--- Listing ---

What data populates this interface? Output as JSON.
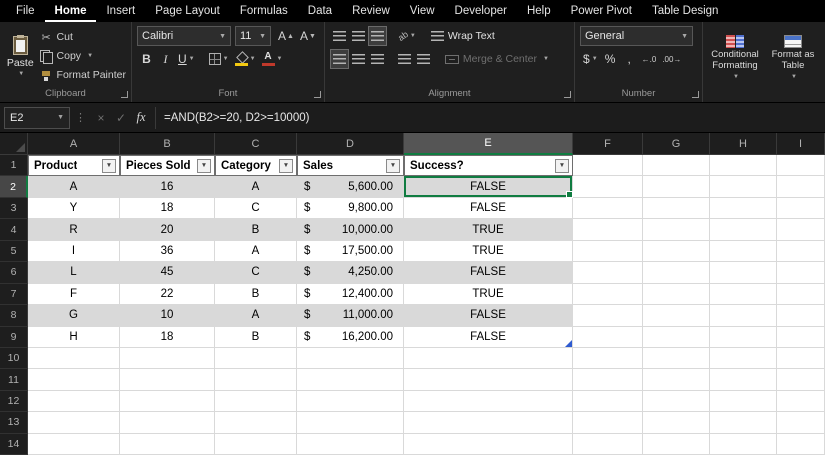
{
  "tabs": {
    "items": [
      "File",
      "Home",
      "Insert",
      "Page Layout",
      "Formulas",
      "Data",
      "Review",
      "View",
      "Developer",
      "Help",
      "Power Pivot",
      "Table Design"
    ],
    "active": "Home"
  },
  "icons": {
    "dropdown": "▼",
    "up": "▲",
    "cut": "✂",
    "cancel": "×",
    "enter": "✓",
    "dots": "⋮",
    "orientation_ab": "ab"
  },
  "ribbon": {
    "clipboard": {
      "label": "Clipboard",
      "paste": "Paste",
      "cut": "Cut",
      "copy": "Copy",
      "format_painter": "Format Painter"
    },
    "font": {
      "label": "Font",
      "font_name": "Calibri",
      "font_size": "11",
      "bold": "B",
      "italic": "I",
      "underline": "U",
      "grow_letter": "A"
    },
    "alignment": {
      "label": "Alignment",
      "wrap_text": "Wrap Text",
      "merge_center": "Merge & Center"
    },
    "number": {
      "label": "Number",
      "format": "General",
      "currency": "$",
      "percent": "%",
      "comma": ",",
      "increase_decimal": "←.0",
      "decrease_decimal": ".00→"
    },
    "styles": {
      "conditional_formatting": "Conditional Formatting",
      "format_as_table": "Format as Table"
    }
  },
  "formula_bar": {
    "name_box": "E2",
    "fx": "fx",
    "formula": "=AND(B2>=20, D2>=10000)"
  },
  "grid": {
    "column_headers": [
      "A",
      "B",
      "C",
      "D",
      "E",
      "F",
      "G",
      "H",
      "I"
    ],
    "row_headers": [
      "1",
      "2",
      "3",
      "4",
      "5",
      "6",
      "7",
      "8",
      "9",
      "10",
      "11",
      "12",
      "13",
      "14"
    ],
    "selected_column": "E",
    "selected_row": "2",
    "active_cell": "E2",
    "table": {
      "headers": [
        "Product",
        "Pieces Sold",
        "Category",
        "Sales",
        "Success?"
      ],
      "rows": [
        {
          "product": "A",
          "pieces": "16",
          "category": "A",
          "currency": "$",
          "sales": "5,600.00",
          "success": "FALSE"
        },
        {
          "product": "Y",
          "pieces": "18",
          "category": "C",
          "currency": "$",
          "sales": "9,800.00",
          "success": "FALSE"
        },
        {
          "product": "R",
          "pieces": "20",
          "category": "B",
          "currency": "$",
          "sales": "10,000.00",
          "success": "TRUE"
        },
        {
          "product": "I",
          "pieces": "36",
          "category": "A",
          "currency": "$",
          "sales": "17,500.00",
          "success": "TRUE"
        },
        {
          "product": "L",
          "pieces": "45",
          "category": "C",
          "currency": "$",
          "sales": "4,250.00",
          "success": "FALSE"
        },
        {
          "product": "F",
          "pieces": "22",
          "category": "B",
          "currency": "$",
          "sales": "12,400.00",
          "success": "TRUE"
        },
        {
          "product": "G",
          "pieces": "10",
          "category": "A",
          "currency": "$",
          "sales": "11,000.00",
          "success": "FALSE"
        },
        {
          "product": "H",
          "pieces": "18",
          "category": "B",
          "currency": "$",
          "sales": "16,200.00",
          "success": "FALSE"
        }
      ]
    },
    "colors": {
      "selection": "#107C41",
      "band": "#D9D9D9",
      "table_handle": "#2F5BD0"
    }
  }
}
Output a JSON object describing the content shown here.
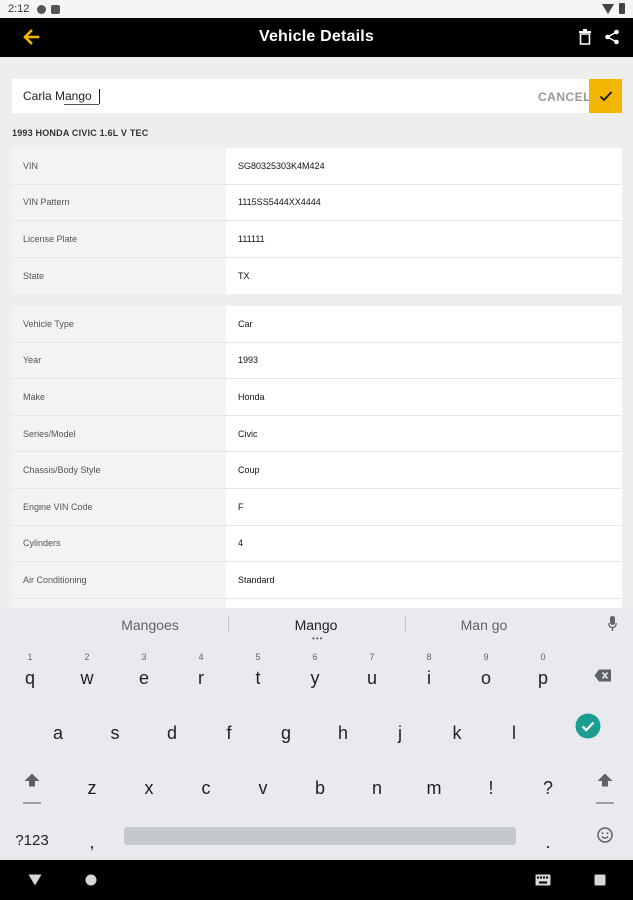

---

§ The request: Quote all the lines above exactly as given. Do not include the pictures.

§ Correct response:
What data populates this interface? Output as JSON.
{
  "tabs": {
    "items": [
      "File",
      "Home",
      "Insert",
      "Page Layout",
      "Formulas",
      "Data",
      "Review",
      "View",
      "Developer",
      "Help",
      "Power Pivot",
      "Table Design"
    ],
    "active": "Home"
  },
  "icons": {
    "dropdown": "▼",
    "up": "▲",
    "cut": "✂",
    "cancel": "×",
    "enter": "✓",
    "dots": "⋮",
    "orientation_ab": "ab"
  },
  "ribbon": {
    "clipboard": {
      "label": "Clipboard",
      "paste": "Paste",
      "cut": "Cut",
      "copy": "Copy",
      "format_painter": "Format Painter"
    },
    "font": {
      "label": "Font",
      "font_name": "Calibri",
      "font_size": "11",
      "bold": "B",
      "italic": "I",
      "underline": "U",
      "grow_letter": "A"
    },
    "alignment": {
      "label": "Alignment",
      "wrap_text": "Wrap Text",
      "merge_center": "Merge & Center"
    },
    "number": {
      "label": "Number",
      "format": "General",
      "currency": "$",
      "percent": "%",
      "comma": ",",
      "increase_decimal": "←.0",
      "decrease_decimal": ".00→"
    },
    "styles": {
      "conditional_formatting": "Conditional Formatting",
      "format_as_table": "Format as Table"
    }
  },
  "formula_bar": {
    "name_box": "E2",
    "fx": "fx",
    "formula": "=AND(B2>=20, D2>=10000)"
  },
  "grid": {
    "column_headers": [
      "A",
      "B",
      "C",
      "D",
      "E",
      "F",
      "G",
      "H",
      "I"
    ],
    "row_headers": [
      "1",
      "2",
      "3",
      "4",
      "5",
      "6",
      "7",
      "8",
      "9",
      "10",
      "11",
      "12",
      "13",
      "14"
    ],
    "selected_column": "E",
    "selected_row": "2",
    "active_cell": "E2",
    "table": {
      "headers": [
        "Product",
        "Pieces Sold",
        "Category",
        "Sales",
        "Success?"
      ],
      "rows": [
        {
          "product": "A",
          "pieces": "16",
          "category": "A",
          "currency": "$",
          "sales": "5,600.00",
          "success": "FALSE"
        },
        {
          "product": "Y",
          "pieces": "18",
          "category": "C",
          "currency": "$",
          "sales": "9,800.00",
          "success": "FALSE"
        },
        {
          "product": "R",
          "pieces": "20",
          "category": "B",
          "currency": "$",
          "sales": "10,000.00",
          "success": "TRUE"
        },
        {
          "product": "I",
          "pieces": "36",
          "category": "A",
          "currency": "$",
          "sales": "17,500.00",
          "success": "TRUE"
        },
        {
          "product": "L",
          "pieces": "45",
          "category": "C",
          "currency": "$",
          "sales": "4,250.00",
          "success": "FALSE"
        },
        {
          "product": "F",
          "pieces": "22",
          "category": "B",
          "currency": "$",
          "sales": "12,400.00",
          "success": "TRUE"
        },
        {
          "product": "G",
          "pieces": "10",
          "category": "A",
          "currency": "$",
          "sales": "11,000.00",
          "success": "FALSE"
        },
        {
          "product": "H",
          "pieces": "18",
          "category": "B",
          "currency": "$",
          "sales": "16,200.00",
          "success": "FALSE"
        }
      ]
    },
    "colors": {
      "selection": "#107C41",
      "band": "#D9D9D9",
      "table_handle": "#2F5BD0"
    }
  }
}
Output a JSON object describing the content shown here.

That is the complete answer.